▶ Work to complete
Find how many lines in the data below include the word "وعمر", then write only that number.

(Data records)
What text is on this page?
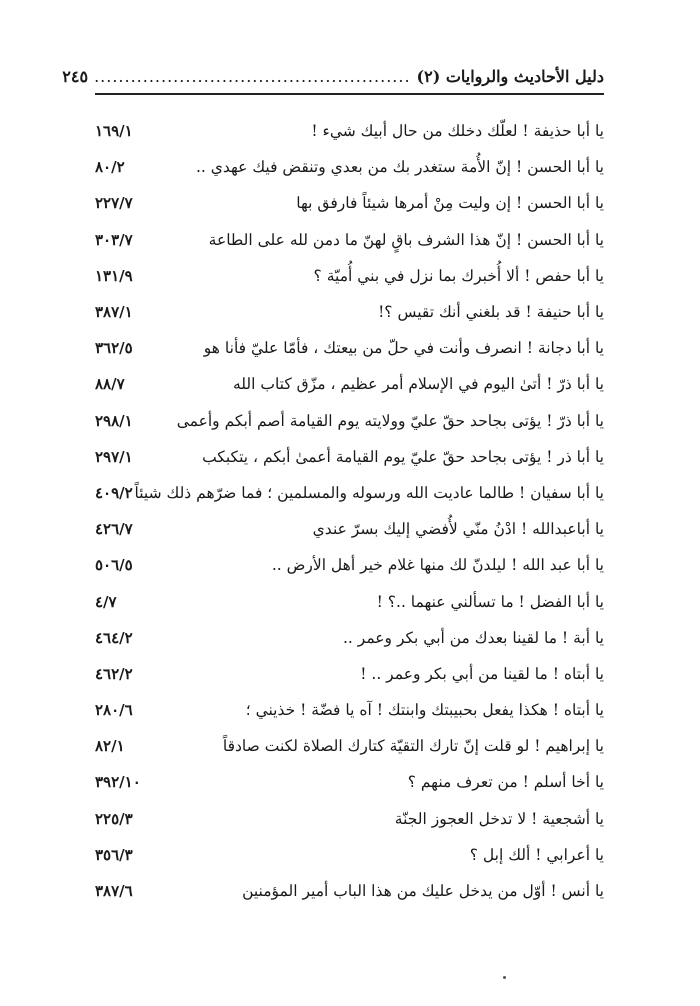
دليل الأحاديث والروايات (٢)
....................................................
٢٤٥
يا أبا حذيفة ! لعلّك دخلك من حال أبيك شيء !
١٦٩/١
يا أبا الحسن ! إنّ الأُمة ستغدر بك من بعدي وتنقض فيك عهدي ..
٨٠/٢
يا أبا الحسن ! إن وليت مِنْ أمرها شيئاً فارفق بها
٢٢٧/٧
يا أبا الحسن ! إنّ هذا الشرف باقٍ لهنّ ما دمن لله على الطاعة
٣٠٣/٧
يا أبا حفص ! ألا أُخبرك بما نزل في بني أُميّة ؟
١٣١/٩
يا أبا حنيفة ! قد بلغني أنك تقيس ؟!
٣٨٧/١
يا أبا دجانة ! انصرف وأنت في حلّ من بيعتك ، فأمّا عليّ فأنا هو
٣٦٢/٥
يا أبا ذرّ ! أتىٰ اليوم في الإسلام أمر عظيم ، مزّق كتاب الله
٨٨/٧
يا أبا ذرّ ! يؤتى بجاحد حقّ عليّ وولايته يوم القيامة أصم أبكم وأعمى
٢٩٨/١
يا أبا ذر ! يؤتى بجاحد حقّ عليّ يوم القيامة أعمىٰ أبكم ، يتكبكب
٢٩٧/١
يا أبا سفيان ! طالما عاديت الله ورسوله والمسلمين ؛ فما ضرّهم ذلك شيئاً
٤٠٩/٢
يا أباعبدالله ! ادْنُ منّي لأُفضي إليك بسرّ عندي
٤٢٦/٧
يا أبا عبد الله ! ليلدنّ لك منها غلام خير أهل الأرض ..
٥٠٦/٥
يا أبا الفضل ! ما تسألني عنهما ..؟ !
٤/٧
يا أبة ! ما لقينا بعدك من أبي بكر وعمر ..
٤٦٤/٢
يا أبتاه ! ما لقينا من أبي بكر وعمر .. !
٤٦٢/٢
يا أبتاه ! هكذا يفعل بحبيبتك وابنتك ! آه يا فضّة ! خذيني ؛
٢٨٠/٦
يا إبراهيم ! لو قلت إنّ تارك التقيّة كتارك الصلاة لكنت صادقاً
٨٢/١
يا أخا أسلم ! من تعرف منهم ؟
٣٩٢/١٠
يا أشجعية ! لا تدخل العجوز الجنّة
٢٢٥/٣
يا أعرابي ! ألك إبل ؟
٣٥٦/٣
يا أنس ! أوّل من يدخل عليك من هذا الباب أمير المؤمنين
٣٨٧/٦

==

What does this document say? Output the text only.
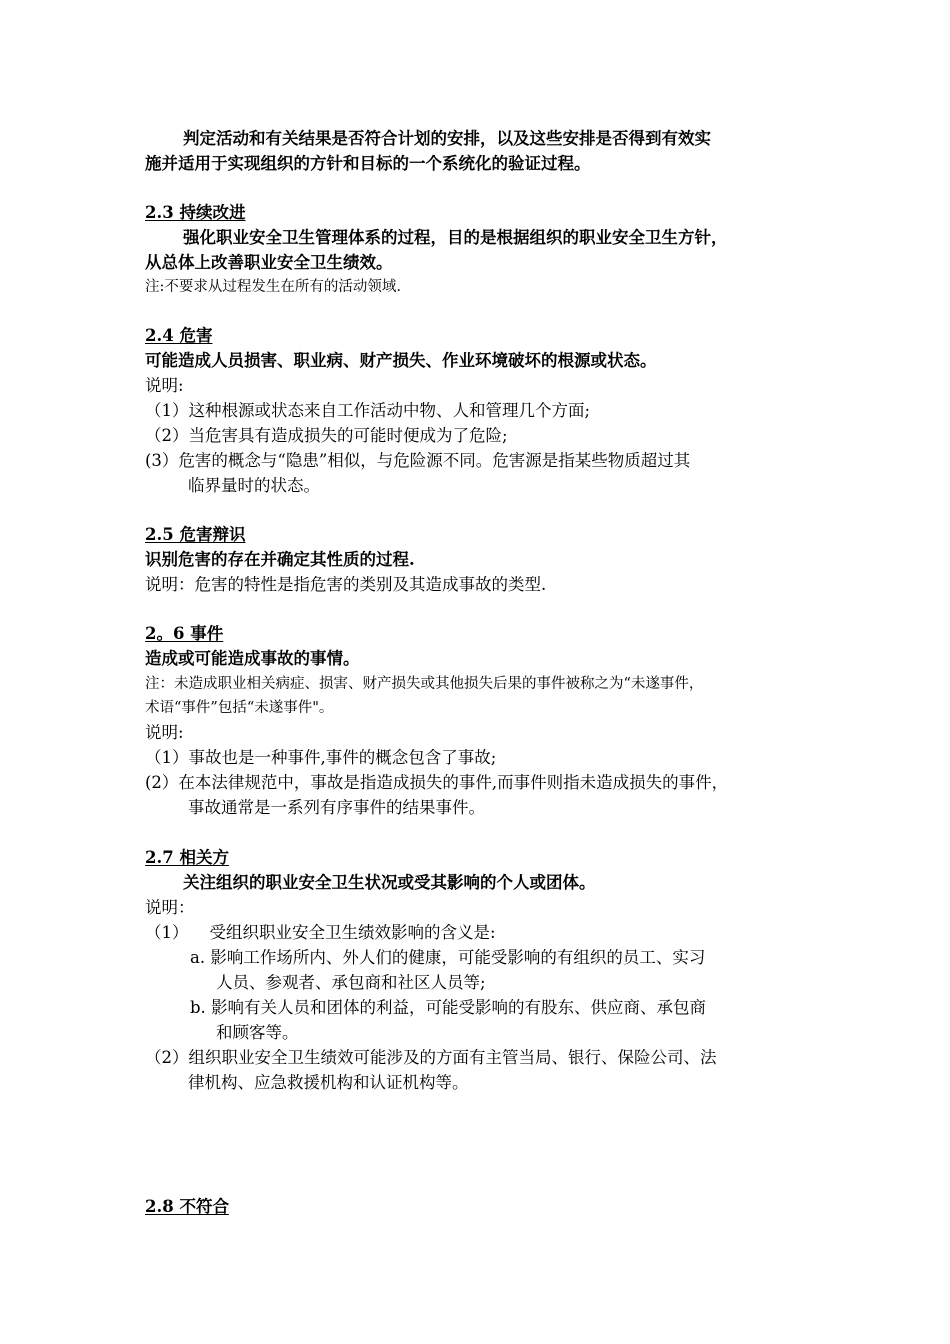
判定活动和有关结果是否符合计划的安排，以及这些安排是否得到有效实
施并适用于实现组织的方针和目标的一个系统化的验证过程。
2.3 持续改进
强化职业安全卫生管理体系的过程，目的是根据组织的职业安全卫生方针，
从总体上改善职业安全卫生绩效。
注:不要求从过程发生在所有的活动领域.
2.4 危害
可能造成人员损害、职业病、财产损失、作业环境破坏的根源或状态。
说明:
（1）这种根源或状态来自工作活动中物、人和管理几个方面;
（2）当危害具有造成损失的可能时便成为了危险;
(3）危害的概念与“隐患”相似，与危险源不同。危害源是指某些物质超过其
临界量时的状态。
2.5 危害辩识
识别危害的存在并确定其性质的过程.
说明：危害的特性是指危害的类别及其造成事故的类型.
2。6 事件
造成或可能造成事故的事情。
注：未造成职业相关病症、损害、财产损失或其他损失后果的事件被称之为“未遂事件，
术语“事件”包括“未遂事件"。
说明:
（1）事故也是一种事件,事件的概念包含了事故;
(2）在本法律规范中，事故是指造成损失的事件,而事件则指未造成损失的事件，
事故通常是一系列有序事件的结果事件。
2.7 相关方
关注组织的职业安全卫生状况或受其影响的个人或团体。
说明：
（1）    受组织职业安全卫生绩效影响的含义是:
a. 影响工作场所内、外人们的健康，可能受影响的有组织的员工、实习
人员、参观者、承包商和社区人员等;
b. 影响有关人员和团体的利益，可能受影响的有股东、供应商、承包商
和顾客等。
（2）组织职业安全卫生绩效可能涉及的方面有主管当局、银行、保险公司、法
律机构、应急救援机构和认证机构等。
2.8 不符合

▶ Task response
2